SET EXERCISE → Write out all of the entries exactly as given.

Data entries for graphics →
>>>

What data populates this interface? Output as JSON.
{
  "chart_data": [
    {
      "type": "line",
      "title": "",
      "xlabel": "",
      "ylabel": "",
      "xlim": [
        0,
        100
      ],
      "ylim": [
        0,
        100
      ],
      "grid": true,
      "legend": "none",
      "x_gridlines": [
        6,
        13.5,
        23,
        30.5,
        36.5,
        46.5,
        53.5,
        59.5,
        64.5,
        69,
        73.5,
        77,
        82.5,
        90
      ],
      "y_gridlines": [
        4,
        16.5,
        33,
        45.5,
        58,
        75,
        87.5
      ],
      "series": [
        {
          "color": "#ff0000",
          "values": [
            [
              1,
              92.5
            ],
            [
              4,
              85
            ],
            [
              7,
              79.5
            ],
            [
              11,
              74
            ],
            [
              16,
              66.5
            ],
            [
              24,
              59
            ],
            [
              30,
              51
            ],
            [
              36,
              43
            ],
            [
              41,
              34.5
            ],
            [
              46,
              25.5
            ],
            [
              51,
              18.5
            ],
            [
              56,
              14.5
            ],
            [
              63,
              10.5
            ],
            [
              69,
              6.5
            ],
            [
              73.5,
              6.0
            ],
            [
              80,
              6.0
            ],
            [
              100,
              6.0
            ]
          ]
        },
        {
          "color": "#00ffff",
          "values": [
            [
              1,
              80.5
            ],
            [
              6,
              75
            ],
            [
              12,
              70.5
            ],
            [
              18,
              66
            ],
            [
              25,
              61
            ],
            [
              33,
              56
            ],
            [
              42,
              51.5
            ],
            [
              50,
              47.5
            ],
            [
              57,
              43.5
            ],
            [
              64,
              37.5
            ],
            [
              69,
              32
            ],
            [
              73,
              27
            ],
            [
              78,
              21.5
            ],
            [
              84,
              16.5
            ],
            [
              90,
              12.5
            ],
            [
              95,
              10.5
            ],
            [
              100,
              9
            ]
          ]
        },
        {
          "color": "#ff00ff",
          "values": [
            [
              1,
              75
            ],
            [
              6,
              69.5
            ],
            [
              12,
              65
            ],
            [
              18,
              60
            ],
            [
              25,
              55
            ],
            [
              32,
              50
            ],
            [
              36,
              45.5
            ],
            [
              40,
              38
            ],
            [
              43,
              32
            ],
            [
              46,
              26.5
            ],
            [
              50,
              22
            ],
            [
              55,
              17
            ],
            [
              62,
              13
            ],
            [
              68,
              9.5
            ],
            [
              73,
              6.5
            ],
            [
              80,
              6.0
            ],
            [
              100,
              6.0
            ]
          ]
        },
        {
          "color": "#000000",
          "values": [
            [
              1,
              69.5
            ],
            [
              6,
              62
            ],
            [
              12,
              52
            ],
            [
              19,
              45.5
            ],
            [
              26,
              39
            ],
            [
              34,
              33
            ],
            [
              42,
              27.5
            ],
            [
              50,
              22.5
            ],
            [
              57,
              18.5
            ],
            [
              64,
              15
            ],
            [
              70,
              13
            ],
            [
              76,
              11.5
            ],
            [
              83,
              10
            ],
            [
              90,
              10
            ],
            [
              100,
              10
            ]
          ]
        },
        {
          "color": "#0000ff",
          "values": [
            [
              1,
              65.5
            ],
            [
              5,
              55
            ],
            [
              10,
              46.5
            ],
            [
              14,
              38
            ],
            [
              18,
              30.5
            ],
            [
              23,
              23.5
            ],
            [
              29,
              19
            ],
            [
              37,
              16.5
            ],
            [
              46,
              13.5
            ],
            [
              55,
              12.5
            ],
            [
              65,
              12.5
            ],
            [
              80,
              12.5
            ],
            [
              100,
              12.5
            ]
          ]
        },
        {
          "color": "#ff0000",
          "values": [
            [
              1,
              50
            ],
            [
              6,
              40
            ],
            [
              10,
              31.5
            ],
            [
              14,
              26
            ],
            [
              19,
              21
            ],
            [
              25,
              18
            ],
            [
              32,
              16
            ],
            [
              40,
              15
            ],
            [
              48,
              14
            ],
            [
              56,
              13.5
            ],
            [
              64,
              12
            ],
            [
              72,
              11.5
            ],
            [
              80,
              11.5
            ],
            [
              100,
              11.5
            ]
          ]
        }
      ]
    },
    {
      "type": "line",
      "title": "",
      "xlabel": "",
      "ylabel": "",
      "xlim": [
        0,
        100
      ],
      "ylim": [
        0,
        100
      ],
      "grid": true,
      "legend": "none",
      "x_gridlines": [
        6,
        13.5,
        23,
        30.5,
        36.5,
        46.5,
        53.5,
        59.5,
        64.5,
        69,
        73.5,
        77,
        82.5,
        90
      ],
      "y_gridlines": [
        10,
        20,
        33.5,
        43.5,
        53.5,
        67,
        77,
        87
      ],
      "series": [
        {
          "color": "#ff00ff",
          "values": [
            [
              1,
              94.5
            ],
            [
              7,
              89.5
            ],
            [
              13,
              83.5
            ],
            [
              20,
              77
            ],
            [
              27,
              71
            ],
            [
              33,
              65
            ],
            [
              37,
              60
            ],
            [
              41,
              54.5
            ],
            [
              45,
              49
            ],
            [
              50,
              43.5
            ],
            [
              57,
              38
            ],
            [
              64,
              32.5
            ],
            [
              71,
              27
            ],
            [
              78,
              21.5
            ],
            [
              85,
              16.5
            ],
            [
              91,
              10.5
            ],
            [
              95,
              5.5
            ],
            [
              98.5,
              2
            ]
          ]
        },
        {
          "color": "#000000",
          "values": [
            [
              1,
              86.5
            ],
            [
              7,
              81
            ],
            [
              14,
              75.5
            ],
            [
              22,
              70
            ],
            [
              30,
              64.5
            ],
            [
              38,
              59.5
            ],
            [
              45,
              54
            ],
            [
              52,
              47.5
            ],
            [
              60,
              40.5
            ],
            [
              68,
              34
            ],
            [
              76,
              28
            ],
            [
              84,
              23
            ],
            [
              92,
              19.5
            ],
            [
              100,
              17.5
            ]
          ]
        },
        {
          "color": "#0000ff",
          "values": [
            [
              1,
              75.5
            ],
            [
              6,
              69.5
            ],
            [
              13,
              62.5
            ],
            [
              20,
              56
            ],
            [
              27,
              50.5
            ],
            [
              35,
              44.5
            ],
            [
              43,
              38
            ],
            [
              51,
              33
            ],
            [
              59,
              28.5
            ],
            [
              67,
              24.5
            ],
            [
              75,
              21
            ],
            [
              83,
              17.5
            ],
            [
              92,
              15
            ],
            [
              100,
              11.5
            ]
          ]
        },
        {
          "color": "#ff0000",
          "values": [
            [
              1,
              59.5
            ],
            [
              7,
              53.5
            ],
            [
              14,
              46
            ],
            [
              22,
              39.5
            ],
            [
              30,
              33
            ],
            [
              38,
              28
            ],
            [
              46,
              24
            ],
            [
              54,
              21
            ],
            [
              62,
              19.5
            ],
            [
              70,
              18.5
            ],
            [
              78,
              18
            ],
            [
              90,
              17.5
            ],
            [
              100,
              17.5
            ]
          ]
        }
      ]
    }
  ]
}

<<<

FULL ANSWER →
What data populates this interface? Output as JSON.
{
  "chart_data": [
    {
      "type": "line",
      "title": "",
      "xlabel": "",
      "ylabel": "",
      "xlim": [
        0,
        100
      ],
      "ylim": [
        0,
        100
      ],
      "grid": true,
      "legend": "none",
      "x_gridlines": [
        6,
        13.5,
        23,
        30.5,
        36.5,
        46.5,
        53.5,
        59.5,
        64.5,
        69,
        73.5,
        77,
        82.5,
        90
      ],
      "y_gridlines": [
        4,
        16.5,
        33,
        45.5,
        58,
        75,
        87.5
      ],
      "series": [
        {
          "color": "#ff0000",
          "values": [
            [
              1,
              92.5
            ],
            [
              4,
              85
            ],
            [
              7,
              79.5
            ],
            [
              11,
              74
            ],
            [
              16,
              66.5
            ],
            [
              24,
              59
            ],
            [
              30,
              51
            ],
            [
              36,
              43
            ],
            [
              41,
              34.5
            ],
            [
              46,
              25.5
            ],
            [
              51,
              18.5
            ],
            [
              56,
              14.5
            ],
            [
              63,
              10.5
            ],
            [
              69,
              6.5
            ],
            [
              73.5,
              6.0
            ],
            [
              80,
              6.0
            ],
            [
              100,
              6.0
            ]
          ]
        },
        {
          "color": "#00ffff",
          "values": [
            [
              1,
              80.5
            ],
            [
              6,
              75
            ],
            [
              12,
              70.5
            ],
            [
              18,
              66
            ],
            [
              25,
              61
            ],
            [
              33,
              56
            ],
            [
              42,
              51.5
            ],
            [
              50,
              47.5
            ],
            [
              57,
              43.5
            ],
            [
              64,
              37.5
            ],
            [
              69,
              32
            ],
            [
              73,
              27
            ],
            [
              78,
              21.5
            ],
            [
              84,
              16.5
            ],
            [
              90,
              12.5
            ],
            [
              95,
              10.5
            ],
            [
              100,
              9
            ]
          ]
        },
        {
          "color": "#ff00ff",
          "values": [
            [
              1,
              75
            ],
            [
              6,
              69.5
            ],
            [
              12,
              65
            ],
            [
              18,
              60
            ],
            [
              25,
              55
            ],
            [
              32,
              50
            ],
            [
              36,
              45.5
            ],
            [
              40,
              38
            ],
            [
              43,
              32
            ],
            [
              46,
              26.5
            ],
            [
              50,
              22
            ],
            [
              55,
              17
            ],
            [
              62,
              13
            ],
            [
              68,
              9.5
            ],
            [
              73,
              6.5
            ],
            [
              80,
              6.0
            ],
            [
              100,
              6.0
            ]
          ]
        },
        {
          "color": "#000000",
          "values": [
            [
              1,
              69.5
            ],
            [
              6,
              62
            ],
            [
              12,
              52
            ],
            [
              19,
              45.5
            ],
            [
              26,
              39
            ],
            [
              34,
              33
            ],
            [
              42,
              27.5
            ],
            [
              50,
              22.5
            ],
            [
              57,
              18.5
            ],
            [
              64,
              15
            ],
            [
              70,
              13
            ],
            [
              76,
              11.5
            ],
            [
              83,
              10
            ],
            [
              90,
              10
            ],
            [
              100,
              10
            ]
          ]
        },
        {
          "color": "#0000ff",
          "values": [
            [
              1,
              65.5
            ],
            [
              5,
              55
            ],
            [
              10,
              46.5
            ],
            [
              14,
              38
            ],
            [
              18,
              30.5
            ],
            [
              23,
              23.5
            ],
            [
              29,
              19
            ],
            [
              37,
              16.5
            ],
            [
              46,
              13.5
            ],
            [
              55,
              12.5
            ],
            [
              65,
              12.5
            ],
            [
              80,
              12.5
            ],
            [
              100,
              12.5
            ]
          ]
        },
        {
          "color": "#ff0000",
          "values": [
            [
              1,
              50
            ],
            [
              6,
              40
            ],
            [
              10,
              31.5
            ],
            [
              14,
              26
            ],
            [
              19,
              21
            ],
            [
              25,
              18
            ],
            [
              32,
              16
            ],
            [
              40,
              15
            ],
            [
              48,
              14
            ],
            [
              56,
              13.5
            ],
            [
              64,
              12
            ],
            [
              72,
              11.5
            ],
            [
              80,
              11.5
            ],
            [
              100,
              11.5
            ]
          ]
        }
      ]
    },
    {
      "type": "line",
      "title": "",
      "xlabel": "",
      "ylabel": "",
      "xlim": [
        0,
        100
      ],
      "ylim": [
        0,
        100
      ],
      "grid": true,
      "legend": "none",
      "x_gridlines": [
        6,
        13.5,
        23,
        30.5,
        36.5,
        46.5,
        53.5,
        59.5,
        64.5,
        69,
        73.5,
        77,
        82.5,
        90
      ],
      "y_gridlines": [
        10,
        20,
        33.5,
        43.5,
        53.5,
        67,
        77,
        87
      ],
      "series": [
        {
          "color": "#ff00ff",
          "values": [
            [
              1,
              94.5
            ],
            [
              7,
              89.5
            ],
            [
              13,
              83.5
            ],
            [
              20,
              77
            ],
            [
              27,
              71
            ],
            [
              33,
              65
            ],
            [
              37,
              60
            ],
            [
              41,
              54.5
            ],
            [
              45,
              49
            ],
            [
              50,
              43.5
            ],
            [
              57,
              38
            ],
            [
              64,
              32.5
            ],
            [
              71,
              27
            ],
            [
              78,
              21.5
            ],
            [
              85,
              16.5
            ],
            [
              91,
              10.5
            ],
            [
              95,
              5.5
            ],
            [
              98.5,
              2
            ]
          ]
        },
        {
          "color": "#000000",
          "values": [
            [
              1,
              86.5
            ],
            [
              7,
              81
            ],
            [
              14,
              75.5
            ],
            [
              22,
              70
            ],
            [
              30,
              64.5
            ],
            [
              38,
              59.5
            ],
            [
              45,
              54
            ],
            [
              52,
              47.5
            ],
            [
              60,
              40.5
            ],
            [
              68,
              34
            ],
            [
              76,
              28
            ],
            [
              84,
              23
            ],
            [
              92,
              19.5
            ],
            [
              100,
              17.5
            ]
          ]
        },
        {
          "color": "#0000ff",
          "values": [
            [
              1,
              75.5
            ],
            [
              6,
              69.5
            ],
            [
              13,
              62.5
            ],
            [
              20,
              56
            ],
            [
              27,
              50.5
            ],
            [
              35,
              44.5
            ],
            [
              43,
              38
            ],
            [
              51,
              33
            ],
            [
              59,
              28.5
            ],
            [
              67,
              24.5
            ],
            [
              75,
              21
            ],
            [
              83,
              17.5
            ],
            [
              92,
              15
            ],
            [
              100,
              11.5
            ]
          ]
        },
        {
          "color": "#ff0000",
          "values": [
            [
              1,
              59.5
            ],
            [
              7,
              53.5
            ],
            [
              14,
              46
            ],
            [
              22,
              39.5
            ],
            [
              30,
              33
            ],
            [
              38,
              28
            ],
            [
              46,
              24
            ],
            [
              54,
              21
            ],
            [
              62,
              19.5
            ],
            [
              70,
              18.5
            ],
            [
              78,
              18
            ],
            [
              90,
              17.5
            ],
            [
              100,
              17.5
            ]
          ]
        }
      ]
    }
  ]
}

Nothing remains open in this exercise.